--- START OF Records for this exercise ---

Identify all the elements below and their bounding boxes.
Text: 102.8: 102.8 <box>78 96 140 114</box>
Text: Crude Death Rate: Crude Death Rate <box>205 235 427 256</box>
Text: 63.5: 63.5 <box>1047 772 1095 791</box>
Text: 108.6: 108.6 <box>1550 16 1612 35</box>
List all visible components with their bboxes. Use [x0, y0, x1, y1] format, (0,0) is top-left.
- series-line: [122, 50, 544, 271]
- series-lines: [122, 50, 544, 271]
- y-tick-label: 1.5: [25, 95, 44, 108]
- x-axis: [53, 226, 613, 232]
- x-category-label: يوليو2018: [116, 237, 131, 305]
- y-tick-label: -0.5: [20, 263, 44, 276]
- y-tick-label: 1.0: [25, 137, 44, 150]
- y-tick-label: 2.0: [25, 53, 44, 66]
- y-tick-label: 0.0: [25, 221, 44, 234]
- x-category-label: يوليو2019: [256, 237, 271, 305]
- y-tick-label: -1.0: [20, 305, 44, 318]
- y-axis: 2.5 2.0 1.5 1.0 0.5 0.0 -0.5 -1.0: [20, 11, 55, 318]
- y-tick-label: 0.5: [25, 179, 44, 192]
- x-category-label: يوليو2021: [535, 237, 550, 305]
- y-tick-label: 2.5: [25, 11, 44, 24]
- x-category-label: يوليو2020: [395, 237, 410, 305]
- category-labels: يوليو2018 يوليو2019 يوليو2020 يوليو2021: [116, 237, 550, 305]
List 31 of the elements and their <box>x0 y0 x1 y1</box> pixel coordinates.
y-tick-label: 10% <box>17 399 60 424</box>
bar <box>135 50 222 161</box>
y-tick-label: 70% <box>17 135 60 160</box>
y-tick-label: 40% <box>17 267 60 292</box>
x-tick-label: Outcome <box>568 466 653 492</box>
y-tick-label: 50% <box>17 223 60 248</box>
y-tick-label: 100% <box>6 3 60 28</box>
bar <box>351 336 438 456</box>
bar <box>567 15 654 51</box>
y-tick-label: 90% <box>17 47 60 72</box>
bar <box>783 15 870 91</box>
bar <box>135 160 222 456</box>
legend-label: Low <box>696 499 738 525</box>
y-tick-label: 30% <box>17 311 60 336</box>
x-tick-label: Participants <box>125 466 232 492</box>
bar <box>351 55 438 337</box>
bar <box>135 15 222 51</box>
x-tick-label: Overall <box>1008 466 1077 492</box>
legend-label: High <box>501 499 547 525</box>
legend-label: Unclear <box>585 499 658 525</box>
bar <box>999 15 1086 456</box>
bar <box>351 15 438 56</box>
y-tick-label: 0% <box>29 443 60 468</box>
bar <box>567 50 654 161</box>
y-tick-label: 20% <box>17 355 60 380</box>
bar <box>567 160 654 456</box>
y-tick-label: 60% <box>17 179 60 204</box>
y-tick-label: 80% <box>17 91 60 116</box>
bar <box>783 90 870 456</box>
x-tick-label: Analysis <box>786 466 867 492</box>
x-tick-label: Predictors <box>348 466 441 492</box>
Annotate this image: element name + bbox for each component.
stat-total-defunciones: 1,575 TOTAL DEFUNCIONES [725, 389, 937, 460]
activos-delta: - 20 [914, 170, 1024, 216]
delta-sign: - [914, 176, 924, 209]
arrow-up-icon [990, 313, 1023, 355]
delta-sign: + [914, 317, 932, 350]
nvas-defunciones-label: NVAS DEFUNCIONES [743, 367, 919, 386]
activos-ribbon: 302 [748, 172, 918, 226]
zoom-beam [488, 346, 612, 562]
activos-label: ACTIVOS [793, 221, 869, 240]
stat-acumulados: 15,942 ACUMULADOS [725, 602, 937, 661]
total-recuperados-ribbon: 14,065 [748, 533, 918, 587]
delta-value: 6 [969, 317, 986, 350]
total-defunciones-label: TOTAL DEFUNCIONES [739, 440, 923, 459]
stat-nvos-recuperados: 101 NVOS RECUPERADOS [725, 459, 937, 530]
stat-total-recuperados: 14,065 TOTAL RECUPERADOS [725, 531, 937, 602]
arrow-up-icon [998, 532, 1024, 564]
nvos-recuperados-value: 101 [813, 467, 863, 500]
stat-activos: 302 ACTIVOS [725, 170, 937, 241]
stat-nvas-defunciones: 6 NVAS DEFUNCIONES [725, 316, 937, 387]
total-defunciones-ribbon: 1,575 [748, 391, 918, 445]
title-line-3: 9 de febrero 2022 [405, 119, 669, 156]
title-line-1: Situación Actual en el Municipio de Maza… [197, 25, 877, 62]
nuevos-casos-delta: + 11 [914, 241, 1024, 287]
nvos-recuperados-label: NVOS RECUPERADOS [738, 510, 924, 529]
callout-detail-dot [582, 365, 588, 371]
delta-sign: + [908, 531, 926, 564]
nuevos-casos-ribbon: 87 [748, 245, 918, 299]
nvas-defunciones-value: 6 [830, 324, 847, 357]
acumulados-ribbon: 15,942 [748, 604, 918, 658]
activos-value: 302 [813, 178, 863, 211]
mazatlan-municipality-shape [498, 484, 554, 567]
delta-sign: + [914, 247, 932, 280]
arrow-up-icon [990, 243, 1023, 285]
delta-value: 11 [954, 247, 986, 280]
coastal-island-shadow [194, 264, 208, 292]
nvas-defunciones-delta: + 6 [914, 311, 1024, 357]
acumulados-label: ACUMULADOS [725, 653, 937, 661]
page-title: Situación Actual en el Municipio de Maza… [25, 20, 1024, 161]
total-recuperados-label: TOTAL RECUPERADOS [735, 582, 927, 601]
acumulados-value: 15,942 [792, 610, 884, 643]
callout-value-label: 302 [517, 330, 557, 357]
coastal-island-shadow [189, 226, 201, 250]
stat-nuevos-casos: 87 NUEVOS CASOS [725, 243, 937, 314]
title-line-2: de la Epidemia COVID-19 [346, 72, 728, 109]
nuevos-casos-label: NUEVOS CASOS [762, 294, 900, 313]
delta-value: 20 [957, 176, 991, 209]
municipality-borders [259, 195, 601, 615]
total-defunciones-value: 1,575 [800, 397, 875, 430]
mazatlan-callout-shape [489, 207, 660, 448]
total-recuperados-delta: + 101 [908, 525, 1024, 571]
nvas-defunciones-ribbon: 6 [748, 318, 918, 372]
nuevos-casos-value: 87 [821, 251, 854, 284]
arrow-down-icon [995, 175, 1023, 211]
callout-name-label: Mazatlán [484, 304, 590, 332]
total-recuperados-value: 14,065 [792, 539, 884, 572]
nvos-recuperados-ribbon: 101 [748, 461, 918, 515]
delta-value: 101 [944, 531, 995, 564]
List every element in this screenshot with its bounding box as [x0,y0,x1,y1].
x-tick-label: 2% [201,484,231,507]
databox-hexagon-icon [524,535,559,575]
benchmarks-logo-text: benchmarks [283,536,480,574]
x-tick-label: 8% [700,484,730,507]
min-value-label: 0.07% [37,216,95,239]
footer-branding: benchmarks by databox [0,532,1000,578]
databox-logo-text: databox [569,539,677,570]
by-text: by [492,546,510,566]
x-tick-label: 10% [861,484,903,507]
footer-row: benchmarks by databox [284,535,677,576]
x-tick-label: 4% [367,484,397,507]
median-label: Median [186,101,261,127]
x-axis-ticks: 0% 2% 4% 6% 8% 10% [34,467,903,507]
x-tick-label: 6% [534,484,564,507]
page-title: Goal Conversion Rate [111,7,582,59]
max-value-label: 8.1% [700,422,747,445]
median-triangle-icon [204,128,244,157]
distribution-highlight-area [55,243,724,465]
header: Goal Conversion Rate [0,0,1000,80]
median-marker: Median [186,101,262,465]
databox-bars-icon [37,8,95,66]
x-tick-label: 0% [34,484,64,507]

--- END OF Records for this exercise ---

→ Stated problem
Reproduce the rows above in full, substituting "Goal Completion Rate" for each occurrence of "Goal Conversion Rate" and leaving all other text unchanged.

→ Reply to the task
Identify all the elements below and their bounding boxes.
Text: 102.8: 102.8 <box>78 96 140 114</box>
Text: Crude Death Rate: Crude Death Rate <box>205 235 427 256</box>
Text: 63.5: 63.5 <box>1047 772 1095 791</box>
Text: 108.6: 108.6 <box>1550 16 1612 35</box>
List all visible components with their bboxes. Use [x0, y0, x1, y1] format, (0,0) is top-left.
- series-line: [122, 50, 544, 271]
- series-lines: [122, 50, 544, 271]
- y-tick-label: 1.5: [25, 95, 44, 108]
- x-axis: [53, 226, 613, 232]
- x-category-label: يوليو2018: [116, 237, 131, 305]
- y-tick-label: -0.5: [20, 263, 44, 276]
- y-tick-label: 1.0: [25, 137, 44, 150]
- y-tick-label: 2.0: [25, 53, 44, 66]
- y-tick-label: 0.0: [25, 221, 44, 234]
- x-category-label: يوليو2019: [256, 237, 271, 305]
- y-tick-label: -1.0: [20, 305, 44, 318]
- y-axis: 2.5 2.0 1.5 1.0 0.5 0.0 -0.5 -1.0: [20, 11, 55, 318]
- y-tick-label: 0.5: [25, 179, 44, 192]
- x-category-label: يوليو2021: [535, 237, 550, 305]
- y-tick-label: 2.5: [25, 11, 44, 24]
- x-category-label: يوليو2020: [395, 237, 410, 305]
- category-labels: يوليو2018 يوليو2019 يوليو2020 يوليو2021: [116, 237, 550, 305]
List 31 of the elements and their <box>x0 y0 x1 y1</box> pixel coordinates.
y-tick-label: 10% <box>17 399 60 424</box>
bar <box>135 50 222 161</box>
y-tick-label: 70% <box>17 135 60 160</box>
y-tick-label: 40% <box>17 267 60 292</box>
x-tick-label: Outcome <box>568 466 653 492</box>
y-tick-label: 50% <box>17 223 60 248</box>
y-tick-label: 100% <box>6 3 60 28</box>
bar <box>351 336 438 456</box>
bar <box>567 15 654 51</box>
y-tick-label: 90% <box>17 47 60 72</box>
bar <box>783 15 870 91</box>
bar <box>135 160 222 456</box>
legend-label: Low <box>696 499 738 525</box>
y-tick-label: 30% <box>17 311 60 336</box>
x-tick-label: Participants <box>125 466 232 492</box>
bar <box>351 55 438 337</box>
bar <box>135 15 222 51</box>
x-tick-label: Overall <box>1008 466 1077 492</box>
legend-label: High <box>501 499 547 525</box>
legend-label: Unclear <box>585 499 658 525</box>
bar <box>999 15 1086 456</box>
bar <box>351 15 438 56</box>
y-tick-label: 0% <box>29 443 60 468</box>
bar <box>567 50 654 161</box>
y-tick-label: 20% <box>17 355 60 380</box>
bar <box>567 160 654 456</box>
y-tick-label: 60% <box>17 179 60 204</box>
y-tick-label: 80% <box>17 91 60 116</box>
bar <box>783 90 870 456</box>
x-tick-label: Analysis <box>786 466 867 492</box>
x-tick-label: Predictors <box>348 466 441 492</box>
Annotate this image: element name + bbox for each component.
stat-total-defunciones: 1,575 TOTAL DEFUNCIONES [725, 389, 937, 460]
activos-delta: - 20 [914, 170, 1024, 216]
delta-sign: - [914, 176, 924, 209]
arrow-up-icon [990, 313, 1023, 355]
delta-sign: + [914, 317, 932, 350]
nvas-defunciones-label: NVAS DEFUNCIONES [743, 367, 919, 386]
activos-ribbon: 302 [748, 172, 918, 226]
zoom-beam [488, 346, 612, 562]
activos-label: ACTIVOS [793, 221, 869, 240]
stat-acumulados: 15,942 ACUMULADOS [725, 602, 937, 661]
total-recuperados-ribbon: 14,065 [748, 533, 918, 587]
delta-value: 6 [969, 317, 986, 350]
total-defunciones-label: TOTAL DEFUNCIONES [739, 440, 923, 459]
stat-nvos-recuperados: 101 NVOS RECUPERADOS [725, 459, 937, 530]
stat-total-recuperados: 14,065 TOTAL RECUPERADOS [725, 531, 937, 602]
arrow-up-icon [998, 532, 1024, 564]
nvos-recuperados-value: 101 [813, 467, 863, 500]
stat-activos: 302 ACTIVOS [725, 170, 937, 241]
stat-nvas-defunciones: 6 NVAS DEFUNCIONES [725, 316, 937, 387]
total-defunciones-ribbon: 1,575 [748, 391, 918, 445]
title-line-3: 9 de febrero 2022 [405, 119, 669, 156]
title-line-1: Situación Actual en el Municipio de Maza… [197, 25, 877, 62]
nuevos-casos-delta: + 11 [914, 241, 1024, 287]
nvos-recuperados-label: NVOS RECUPERADOS [738, 510, 924, 529]
callout-detail-dot [582, 365, 588, 371]
delta-sign: + [908, 531, 926, 564]
nuevos-casos-ribbon: 87 [748, 245, 918, 299]
nvas-defunciones-value: 6 [830, 324, 847, 357]
acumulados-ribbon: 15,942 [748, 604, 918, 658]
activos-value: 302 [813, 178, 863, 211]
mazatlan-municipality-shape [498, 484, 554, 567]
delta-sign: + [914, 247, 932, 280]
arrow-up-icon [990, 243, 1023, 285]
delta-value: 11 [954, 247, 986, 280]
coastal-island-shadow [194, 264, 208, 292]
nvas-defunciones-delta: + 6 [914, 311, 1024, 357]
acumulados-label: ACUMULADOS [725, 653, 937, 661]
page-title: Situación Actual en el Municipio de Maza… [25, 20, 1024, 161]
total-recuperados-label: TOTAL RECUPERADOS [735, 582, 927, 601]
acumulados-value: 15,942 [792, 610, 884, 643]
callout-value-label: 302 [517, 330, 557, 357]
coastal-island-shadow [189, 226, 201, 250]
stat-nuevos-casos: 87 NUEVOS CASOS [725, 243, 937, 314]
title-line-2: de la Epidemia COVID-19 [346, 72, 728, 109]
nuevos-casos-label: NUEVOS CASOS [762, 294, 900, 313]
delta-value: 20 [957, 176, 991, 209]
municipality-borders [259, 195, 601, 615]
total-defunciones-value: 1,575 [800, 397, 875, 430]
mazatlan-callout-shape [489, 207, 660, 448]
total-recuperados-delta: + 101 [908, 525, 1024, 571]
nvas-defunciones-ribbon: 6 [748, 318, 918, 372]
nuevos-casos-value: 87 [821, 251, 854, 284]
arrow-down-icon [995, 175, 1023, 211]
callout-name-label: Mazatlán [484, 304, 590, 332]
total-recuperados-value: 14,065 [792, 539, 884, 572]
nvos-recuperados-ribbon: 101 [748, 461, 918, 515]
delta-value: 101 [944, 531, 995, 564]
List every element in this screenshot with its bounding box as [x0,y0,x1,y1].
x-tick-label: 2% [201,484,231,507]
databox-hexagon-icon [524,535,559,575]
benchmarks-logo-text: benchmarks [283,536,480,574]
x-tick-label: 8% [700,484,730,507]
min-value-label: 0.07% [37,216,95,239]
footer-branding: benchmarks by databox [0,532,1000,578]
databox-logo-text: databox [569,539,677,570]
by-text: by [492,546,510,566]
x-tick-label: 10% [861,484,903,507]
footer-row: benchmarks by databox [284,535,677,576]
x-tick-label: 4% [367,484,397,507]
median-label: Median [186,101,261,127]
x-axis-ticks: 0% 2% 4% 6% 8% 10% [34,467,903,507]
x-tick-label: 6% [534,484,564,507]
page-title: Goal Completion Rate [111,7,582,59]
max-value-label: 8.1% [700,422,747,445]
median-triangle-icon [204,128,244,157]
distribution-highlight-area [55,243,724,465]
header: Goal Completion Rate [0,0,1000,80]
median-marker: Median [186,101,262,465]
databox-bars-icon [37,8,95,66]
x-tick-label: 0% [34,484,64,507]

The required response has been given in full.